(begin)

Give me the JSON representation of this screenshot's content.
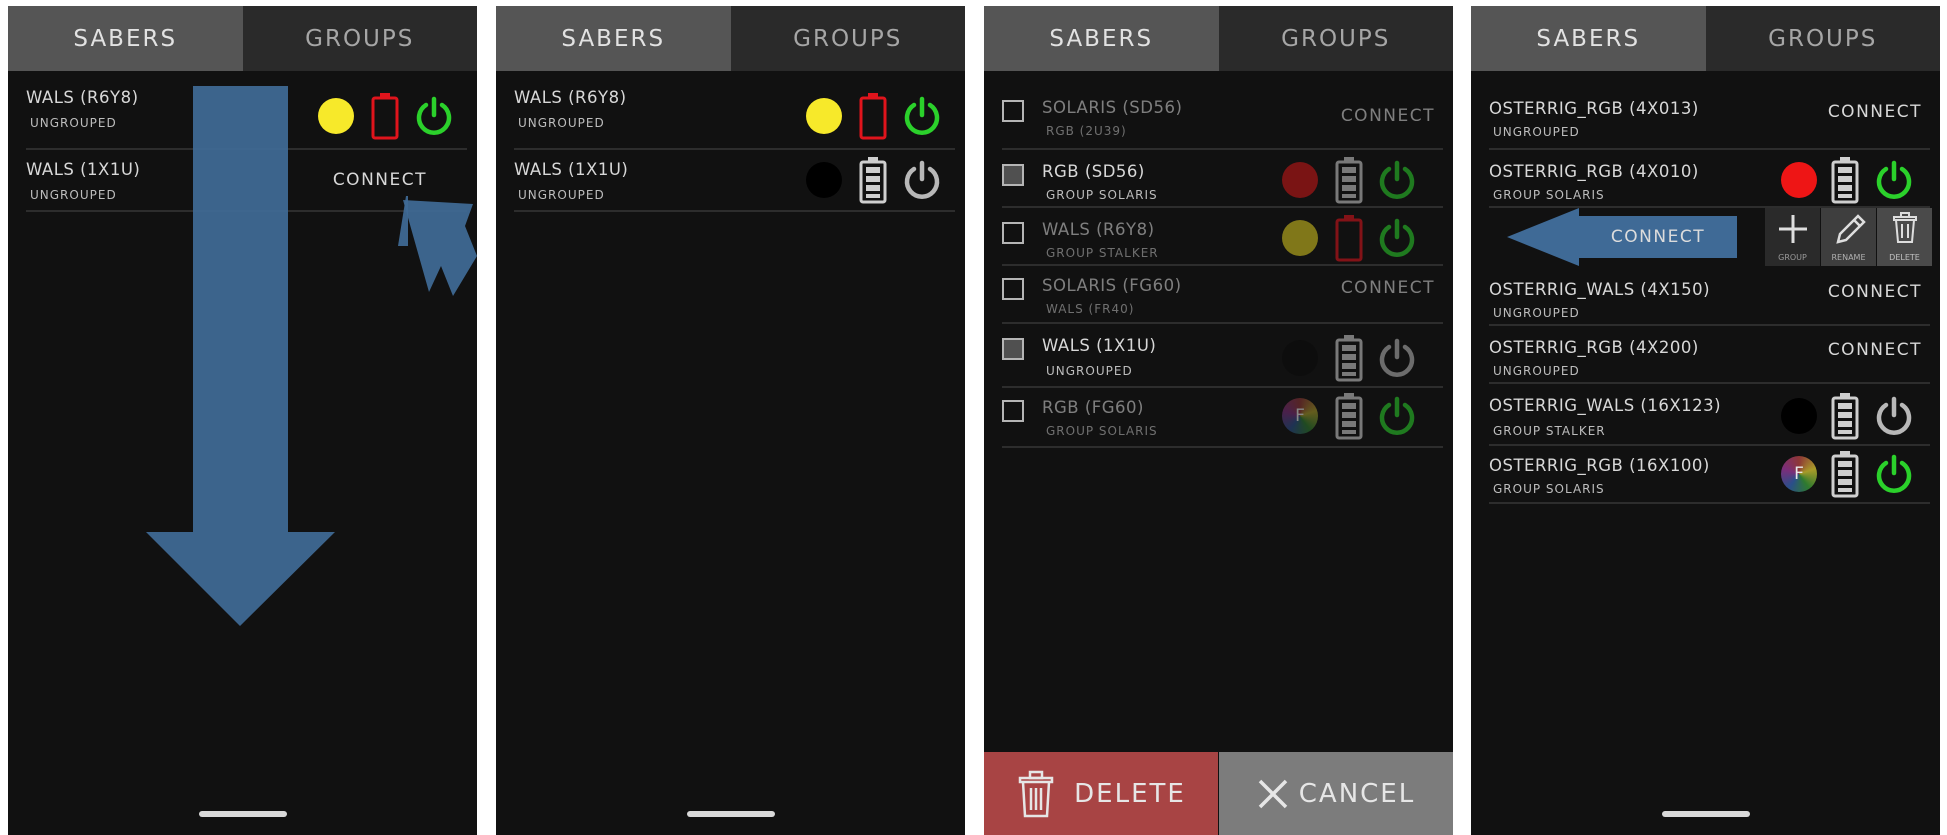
{
  "tabs": {
    "sabers": "SABERS",
    "groups": "GROUPS"
  },
  "screen1": {
    "rows": [
      {
        "name": "WALS (R6Y8)",
        "group": "UNGROUPED"
      },
      {
        "name": "WALS (1X1U)",
        "group": "UNGROUPED",
        "action": "CONNECT"
      }
    ]
  },
  "screen2": {
    "rows": [
      {
        "name": "WALS (R6Y8)",
        "group": "UNGROUPED"
      },
      {
        "name": "WALS (1X1U)",
        "group": "UNGROUPED"
      }
    ]
  },
  "screen3": {
    "rows": [
      {
        "name": "SOLARIS (SD56)",
        "group": "RGB (2U39)",
        "action": "CONNECT"
      },
      {
        "name": "RGB (SD56)",
        "group": "GROUP SOLARIS"
      },
      {
        "name": "WALS (R6Y8)",
        "group": "GROUP STALKER"
      },
      {
        "name": "SOLARIS (FG60)",
        "group": "WALS (FR40)",
        "action": "CONNECT"
      },
      {
        "name": "WALS (1X1U)",
        "group": "UNGROUPED"
      },
      {
        "name": "RGB (FG60)",
        "group": "GROUP SOLARIS",
        "badge": "F"
      }
    ],
    "delete_label": "DELETE",
    "cancel_label": "CANCEL"
  },
  "screen4": {
    "rows": [
      {
        "name": "OSTERRIG_RGB (4X013)",
        "group": "UNGROUPED",
        "action": "CONNECT"
      },
      {
        "name": "OSTERRIG_RGB (4X010)",
        "group": "GROUP SOLARIS"
      },
      {
        "name": "OSTERRIG_WALS (4X150)",
        "group": "UNGROUPED",
        "action": "CONNECT"
      },
      {
        "name": "OSTERRIG_RGB (4X200)",
        "group": "UNGROUPED",
        "action": "CONNECT"
      },
      {
        "name": "OSTERRIG_WALS (16X123)",
        "group": "GROUP STALKER"
      },
      {
        "name": "OSTERRIG_RGB (16X100)",
        "group": "GROUP SOLARIS",
        "badge": "F"
      }
    ],
    "swipe_connect": "CONNECT",
    "swipe_actions": {
      "group": "GROUP",
      "rename": "RENAME",
      "delete": "DELETE"
    }
  },
  "colors": {
    "yellow": "#f7e92a",
    "red": "#e0141c",
    "green": "#2bd12b",
    "grey_icon": "#bdbdbd",
    "arrow": "#3f6a96",
    "delete_bg": "#a84444",
    "cancel_bg": "#7c7c7c"
  },
  "icons": [
    "color-dot",
    "battery-icon",
    "power-icon",
    "trash-icon",
    "close-icon",
    "plus-icon",
    "pencil-icon"
  ]
}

(end)

__REQUIRED WORK__: The entries above should be reproduced exactly, without their pictures.

__TASK ANSWER__:
Give me the JSON representation of this screenshot's content.
{
  "tabs": {
    "sabers": "SABERS",
    "groups": "GROUPS"
  },
  "screen1": {
    "rows": [
      {
        "name": "WALS (R6Y8)",
        "group": "UNGROUPED"
      },
      {
        "name": "WALS (1X1U)",
        "group": "UNGROUPED",
        "action": "CONNECT"
      }
    ]
  },
  "screen2": {
    "rows": [
      {
        "name": "WALS (R6Y8)",
        "group": "UNGROUPED"
      },
      {
        "name": "WALS (1X1U)",
        "group": "UNGROUPED"
      }
    ]
  },
  "screen3": {
    "rows": [
      {
        "name": "SOLARIS (SD56)",
        "group": "RGB (2U39)",
        "action": "CONNECT"
      },
      {
        "name": "RGB (SD56)",
        "group": "GROUP SOLARIS"
      },
      {
        "name": "WALS (R6Y8)",
        "group": "GROUP STALKER"
      },
      {
        "name": "SOLARIS (FG60)",
        "group": "WALS (FR40)",
        "action": "CONNECT"
      },
      {
        "name": "WALS (1X1U)",
        "group": "UNGROUPED"
      },
      {
        "name": "RGB (FG60)",
        "group": "GROUP SOLARIS",
        "badge": "F"
      }
    ],
    "delete_label": "DELETE",
    "cancel_label": "CANCEL"
  },
  "screen4": {
    "rows": [
      {
        "name": "OSTERRIG_RGB (4X013)",
        "group": "UNGROUPED",
        "action": "CONNECT"
      },
      {
        "name": "OSTERRIG_RGB (4X010)",
        "group": "GROUP SOLARIS"
      },
      {
        "name": "OSTERRIG_WALS (4X150)",
        "group": "UNGROUPED",
        "action": "CONNECT"
      },
      {
        "name": "OSTERRIG_RGB (4X200)",
        "group": "UNGROUPED",
        "action": "CONNECT"
      },
      {
        "name": "OSTERRIG_WALS (16X123)",
        "group": "GROUP STALKER"
      },
      {
        "name": "OSTERRIG_RGB (16X100)",
        "group": "GROUP SOLARIS",
        "badge": "F"
      }
    ],
    "swipe_connect": "CONNECT",
    "swipe_actions": {
      "group": "GROUP",
      "rename": "RENAME",
      "delete": "DELETE"
    }
  },
  "colors": {
    "yellow": "#f7e92a",
    "red": "#e0141c",
    "green": "#2bd12b",
    "grey_icon": "#bdbdbd",
    "arrow": "#3f6a96",
    "delete_bg": "#a84444",
    "cancel_bg": "#7c7c7c"
  },
  "icons": [
    "color-dot",
    "battery-icon",
    "power-icon",
    "trash-icon",
    "close-icon",
    "plus-icon",
    "pencil-icon"
  ]
}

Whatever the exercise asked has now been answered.